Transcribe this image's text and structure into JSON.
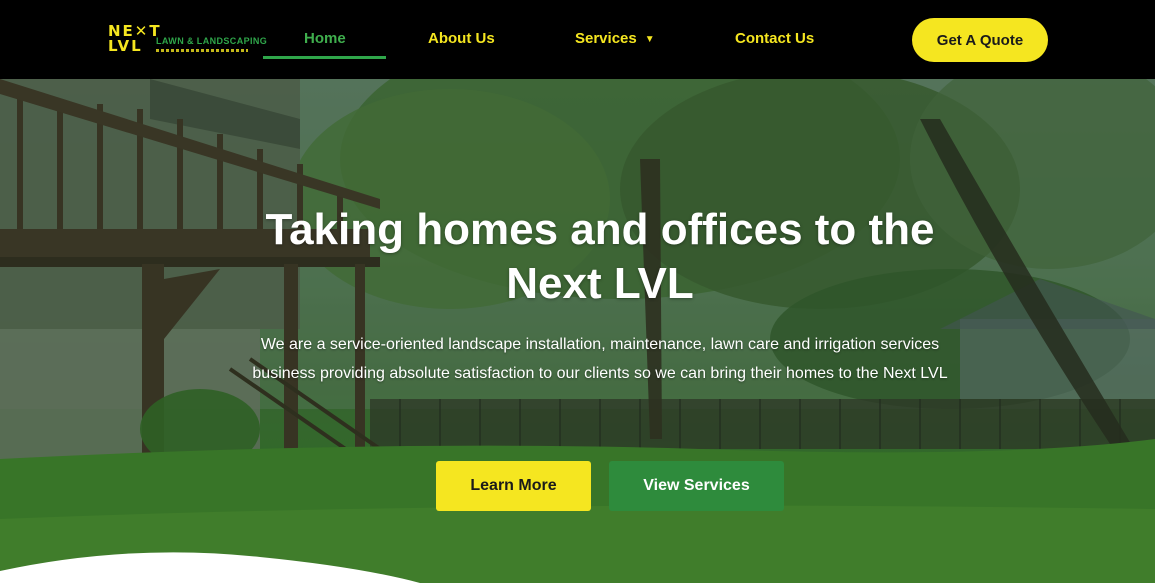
{
  "header": {
    "logo": {
      "mark_line1": "NE✕T",
      "mark_line2": "LVL",
      "text": "LAWN & LANDSCAPING"
    },
    "nav": {
      "home": "Home",
      "about": "About Us",
      "services": "Services",
      "contact": "Contact Us"
    },
    "cta": "Get A Quote"
  },
  "hero": {
    "title": "Taking homes and offices to the Next LVL",
    "subtitle": "We are a service-oriented landscape installation, maintenance, lawn care and irrigation services business providing absolute satisfaction to our clients so we can bring their homes to the Next LVL",
    "buttons": {
      "learn_more": "Learn More",
      "view_services": "View Services"
    }
  },
  "colors": {
    "brand_yellow": "#f5e620",
    "brand_green": "#2e8b3c",
    "header_bg": "#000000"
  },
  "icons": {
    "services_dropdown": "chevron-down-icon"
  }
}
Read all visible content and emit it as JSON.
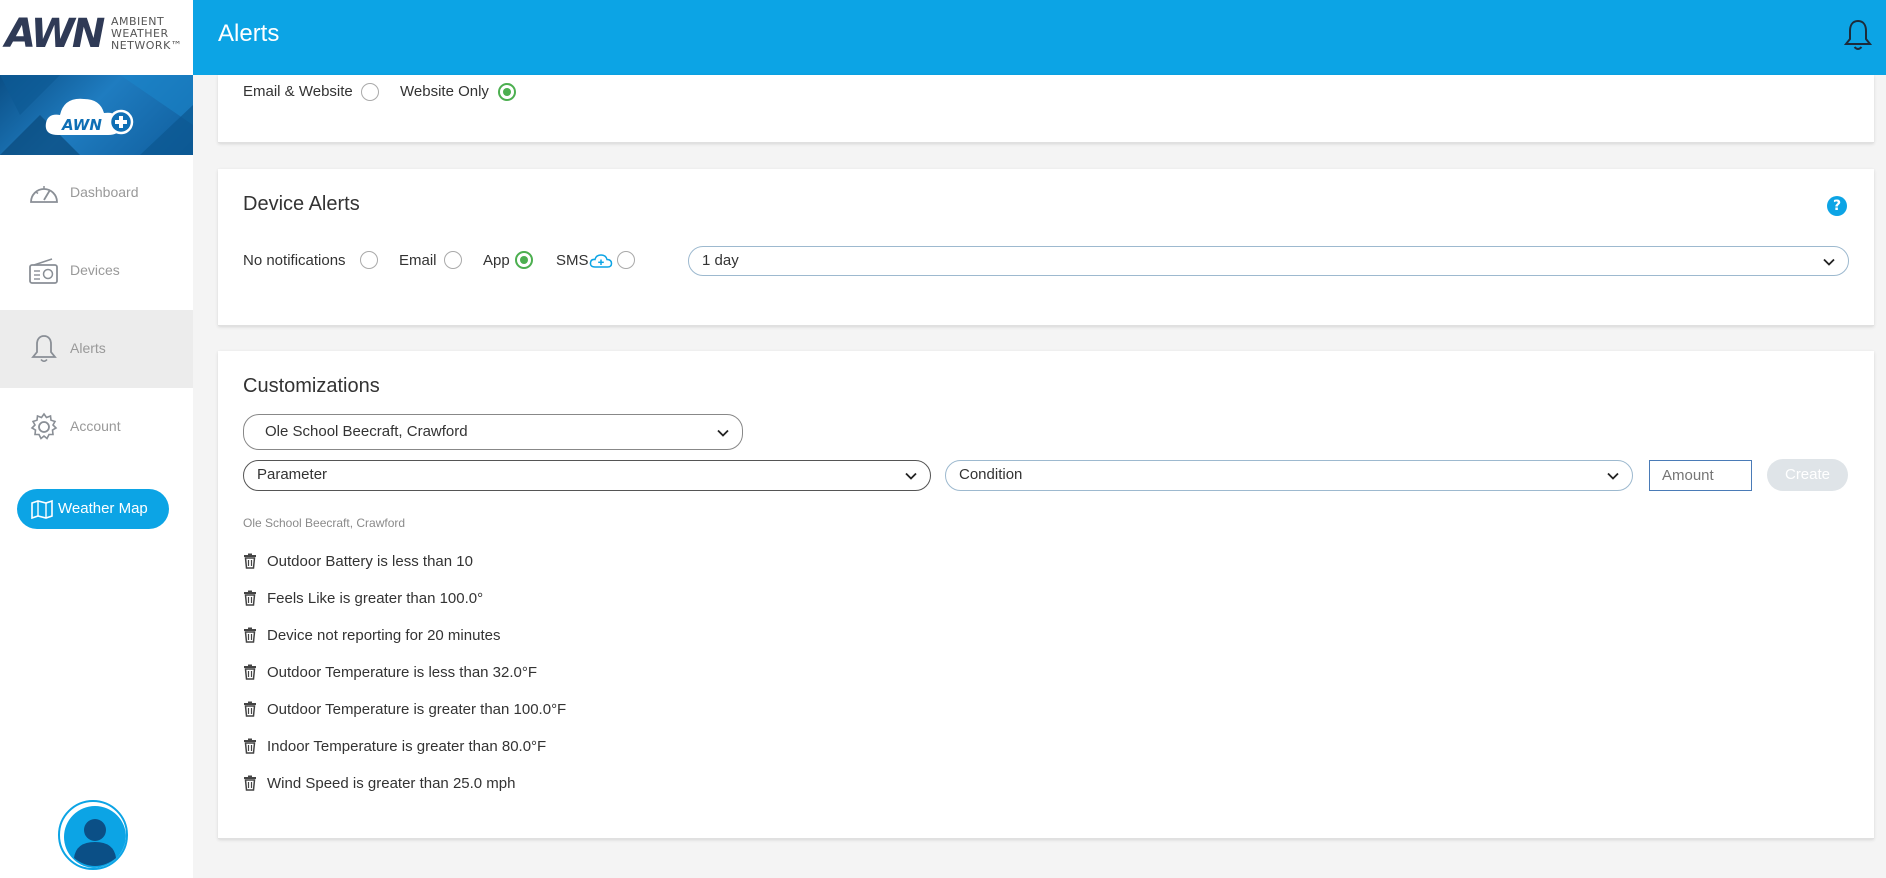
{
  "header": {
    "logo_text": "AWN",
    "logo_subtitle": [
      "AMBIENT",
      "WEATHER",
      "NETWORK™"
    ],
    "title": "Alerts",
    "bell_icon": "bell-icon"
  },
  "sidebar": {
    "banner_badge": "AWN",
    "items": [
      {
        "label": "Dashboard",
        "icon": "dashboard-gauge-icon",
        "active": false
      },
      {
        "label": "Devices",
        "icon": "radio-device-icon",
        "active": false
      },
      {
        "label": "Alerts",
        "icon": "bell-icon",
        "active": true
      },
      {
        "label": "Account",
        "icon": "gear-icon",
        "active": false
      }
    ],
    "weather_map": {
      "label": "Weather Map",
      "icon": "map-icon"
    },
    "avatar_icon": "user-avatar-icon"
  },
  "notifications_card": {
    "options": [
      {
        "label": "Email & Website",
        "checked": false
      },
      {
        "label": "Website Only",
        "checked": true
      }
    ]
  },
  "device_alerts": {
    "title": "Device Alerts",
    "help": "?",
    "options": [
      {
        "label": "No notifications",
        "checked": false
      },
      {
        "label": "Email",
        "checked": false
      },
      {
        "label": "App",
        "checked": true
      },
      {
        "label": "SMS",
        "checked": false,
        "icon": "cloud-plus-icon"
      }
    ],
    "frequency_select": "1 day"
  },
  "customizations": {
    "title": "Customizations",
    "station_select": "Ole School Beecraft, Crawford",
    "parameter_select": "Parameter",
    "condition_select": "Condition",
    "amount_placeholder": "Amount",
    "create_label": "Create",
    "station_caption": "Ole School Beecraft, Crawford",
    "alerts": [
      "Outdoor Battery is less than 10",
      "Feels Like is greater than 100.0°",
      "Device not reporting for 20 minutes",
      "Outdoor Temperature is less than 32.0°F",
      "Outdoor Temperature is greater than 100.0°F",
      "Indoor Temperature is greater than 80.0°F",
      "Wind Speed is greater than 25.0 mph"
    ]
  },
  "colors": {
    "header_blue": "#0ca4e5",
    "radio_checked": "#4caf50",
    "sidebar_active_bg": "#ececec"
  }
}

Stated task:
Copy down every line of the material above that includes the string "Next".

Full solution:
    "title": "Taking homes and offices to the Next LVL",
    "subtitle": "We are a service-oriented landscape installation, maintenance, lawn care and irrigation services business providing absolute satisfaction to our clients so we can bring their homes to the Next LVL",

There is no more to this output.